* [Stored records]
** BEGIN **
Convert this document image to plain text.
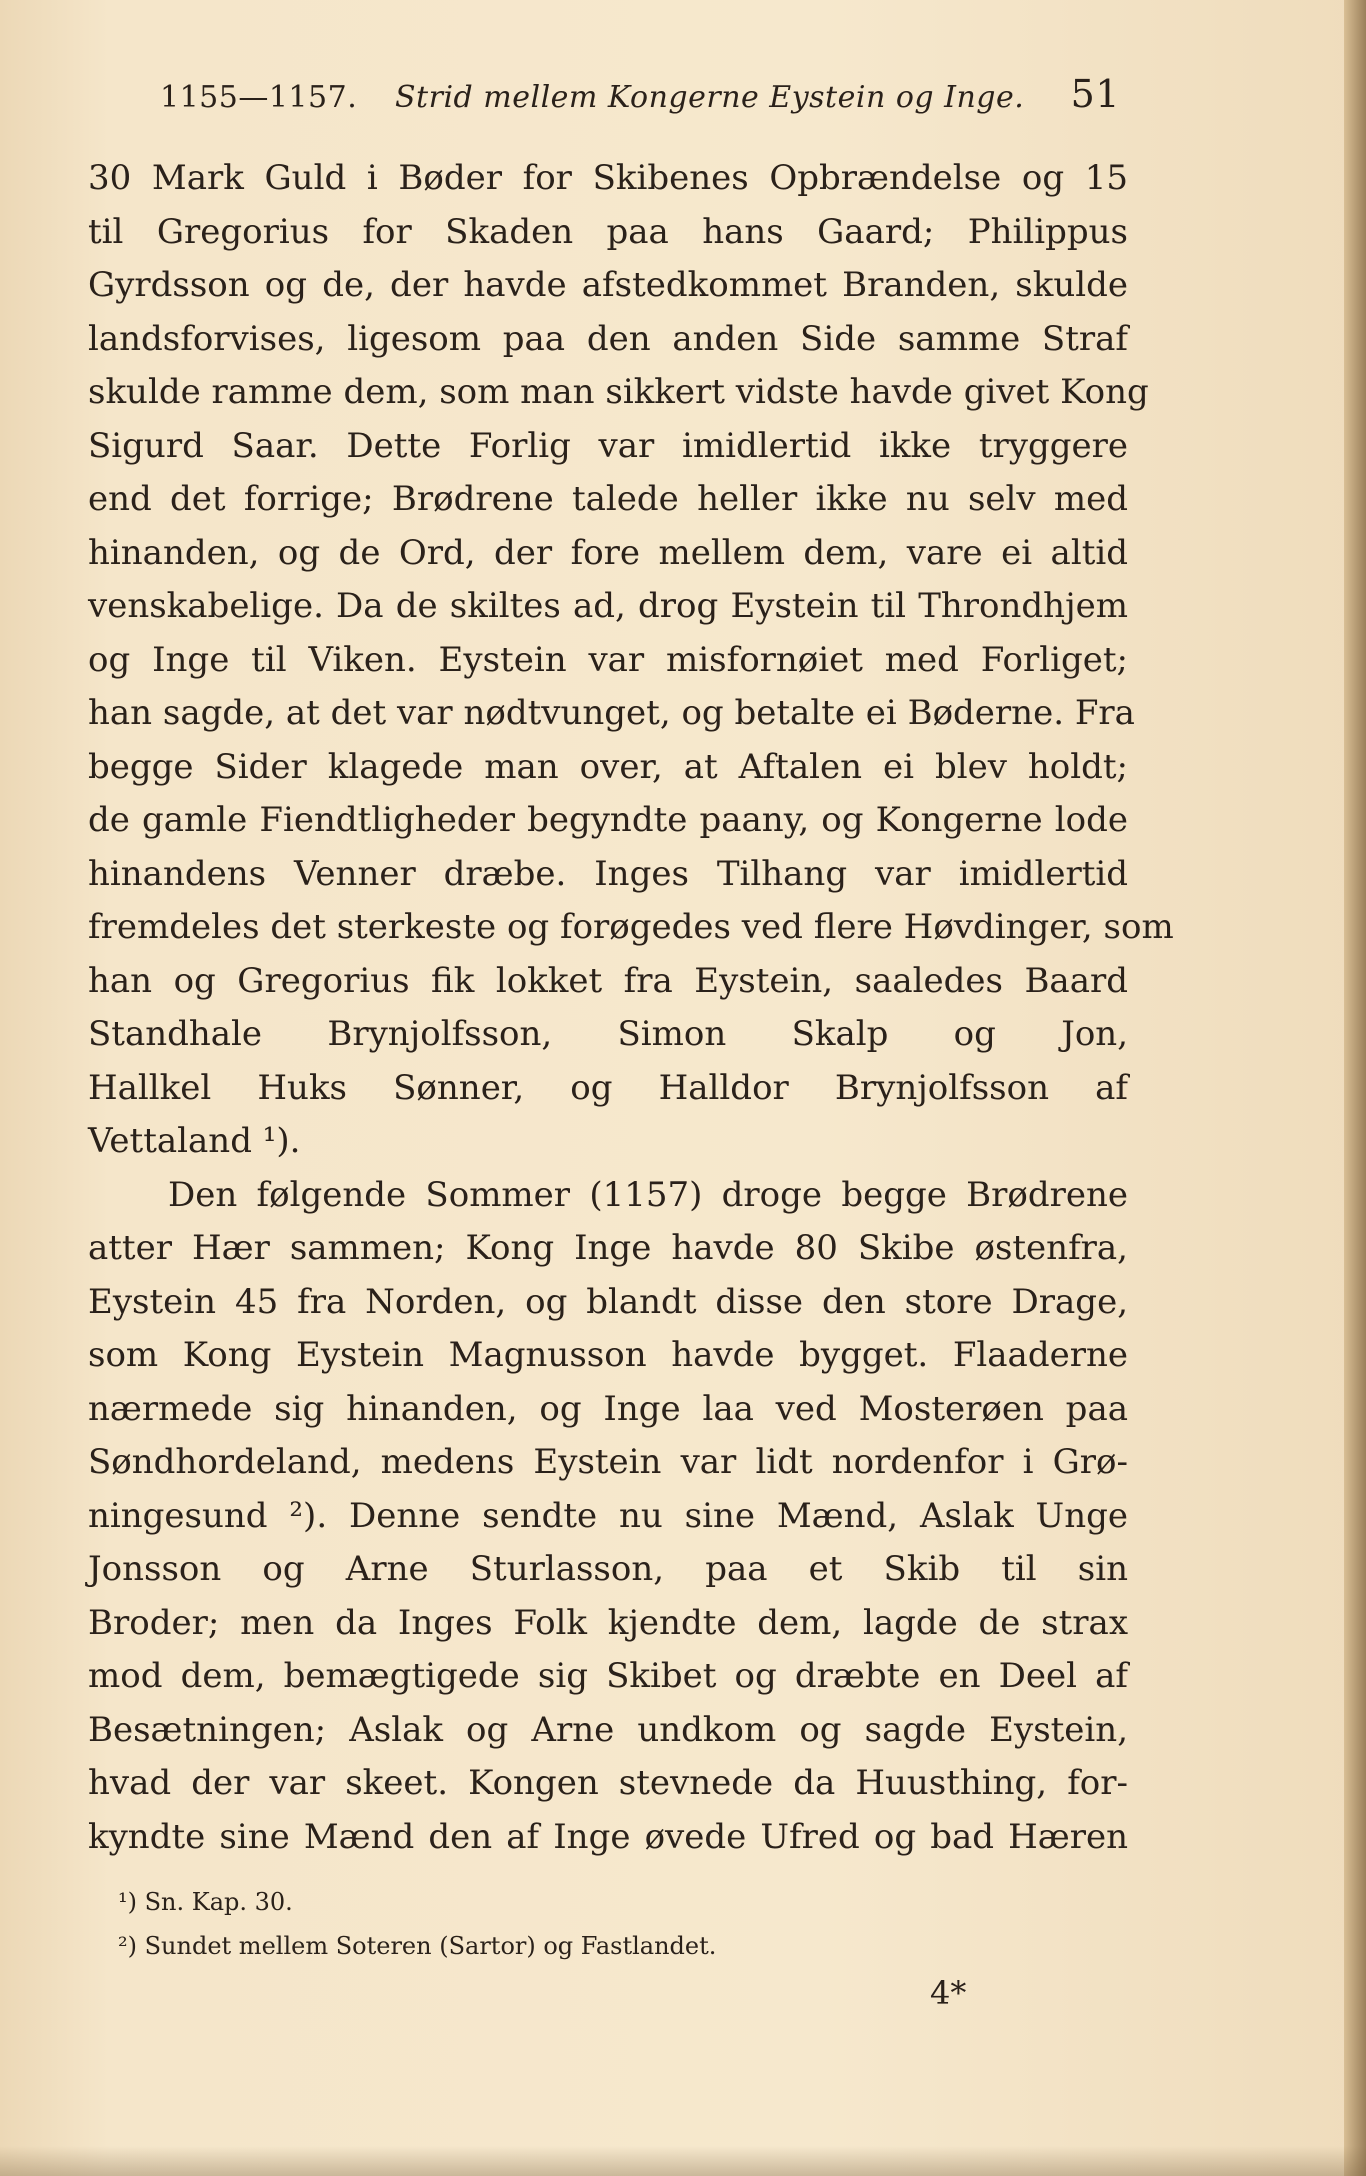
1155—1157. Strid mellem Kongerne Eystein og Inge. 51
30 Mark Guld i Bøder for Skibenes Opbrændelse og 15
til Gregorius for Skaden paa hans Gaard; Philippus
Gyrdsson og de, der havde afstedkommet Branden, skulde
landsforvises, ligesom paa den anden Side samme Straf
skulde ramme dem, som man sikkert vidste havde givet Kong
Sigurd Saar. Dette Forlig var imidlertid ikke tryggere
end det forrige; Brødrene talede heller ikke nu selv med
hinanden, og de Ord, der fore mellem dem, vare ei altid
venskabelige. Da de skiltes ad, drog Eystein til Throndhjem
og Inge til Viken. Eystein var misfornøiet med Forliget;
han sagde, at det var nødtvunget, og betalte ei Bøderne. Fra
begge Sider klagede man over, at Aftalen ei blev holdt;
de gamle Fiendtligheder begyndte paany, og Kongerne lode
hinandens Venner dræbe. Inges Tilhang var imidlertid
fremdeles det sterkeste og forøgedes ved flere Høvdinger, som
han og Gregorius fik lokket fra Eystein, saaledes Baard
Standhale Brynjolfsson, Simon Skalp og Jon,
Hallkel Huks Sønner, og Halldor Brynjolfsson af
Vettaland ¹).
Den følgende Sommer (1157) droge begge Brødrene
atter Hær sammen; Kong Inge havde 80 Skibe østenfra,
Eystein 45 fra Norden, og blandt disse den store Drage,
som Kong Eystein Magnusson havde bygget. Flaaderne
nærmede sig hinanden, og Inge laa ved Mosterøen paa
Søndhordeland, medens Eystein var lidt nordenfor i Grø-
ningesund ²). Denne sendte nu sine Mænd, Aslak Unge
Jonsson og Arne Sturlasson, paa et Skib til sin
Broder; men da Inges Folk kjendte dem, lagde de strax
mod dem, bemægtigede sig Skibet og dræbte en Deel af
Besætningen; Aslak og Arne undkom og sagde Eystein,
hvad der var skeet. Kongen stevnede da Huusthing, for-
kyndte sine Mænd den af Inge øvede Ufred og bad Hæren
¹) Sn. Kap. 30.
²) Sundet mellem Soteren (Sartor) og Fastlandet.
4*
** END **
** BEGIN **
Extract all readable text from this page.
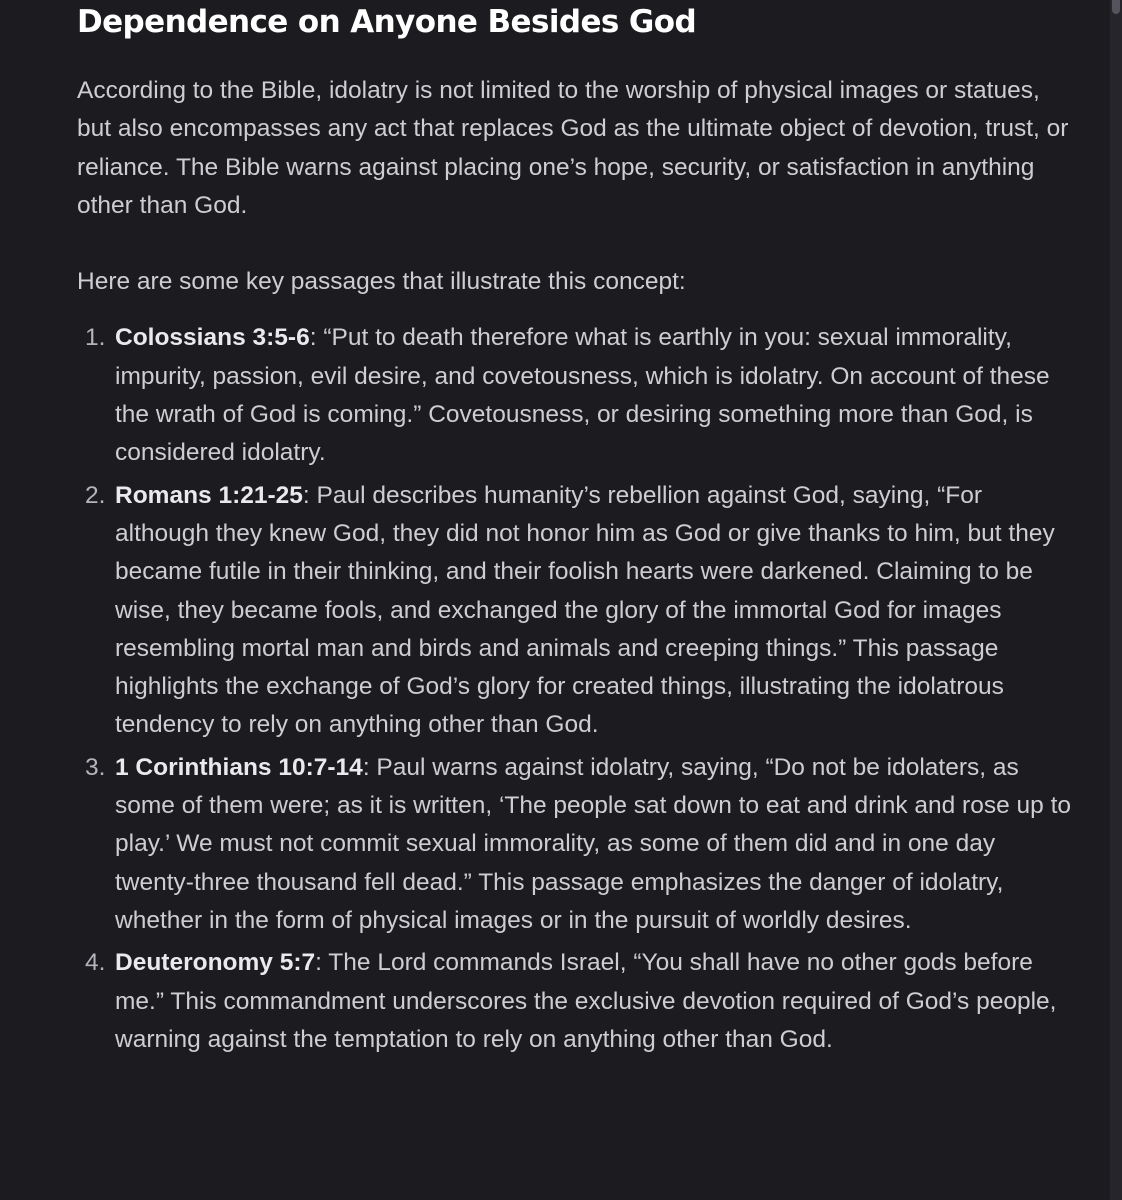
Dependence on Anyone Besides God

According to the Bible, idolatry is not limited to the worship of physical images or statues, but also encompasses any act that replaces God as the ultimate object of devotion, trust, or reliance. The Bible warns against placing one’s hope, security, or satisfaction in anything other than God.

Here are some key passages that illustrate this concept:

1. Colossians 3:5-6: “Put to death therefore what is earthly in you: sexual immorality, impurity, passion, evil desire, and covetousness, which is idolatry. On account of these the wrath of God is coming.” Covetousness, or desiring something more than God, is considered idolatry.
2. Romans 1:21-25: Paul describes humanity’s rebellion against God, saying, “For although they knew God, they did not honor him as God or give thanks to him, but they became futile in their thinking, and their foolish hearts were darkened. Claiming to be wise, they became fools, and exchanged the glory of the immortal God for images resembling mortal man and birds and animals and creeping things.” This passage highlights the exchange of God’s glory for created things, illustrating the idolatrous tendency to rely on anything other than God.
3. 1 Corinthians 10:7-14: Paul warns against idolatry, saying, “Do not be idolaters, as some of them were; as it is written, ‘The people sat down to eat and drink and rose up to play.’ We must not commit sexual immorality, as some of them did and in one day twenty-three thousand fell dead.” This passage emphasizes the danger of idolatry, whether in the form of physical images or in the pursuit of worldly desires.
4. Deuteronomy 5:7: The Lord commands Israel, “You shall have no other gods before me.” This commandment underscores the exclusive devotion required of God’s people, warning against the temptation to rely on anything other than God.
** END **
* [What the task asks]
Go through the material above and count the lines that contain "Arne"; answer with the number alone.

* [Solution for this exercise]
2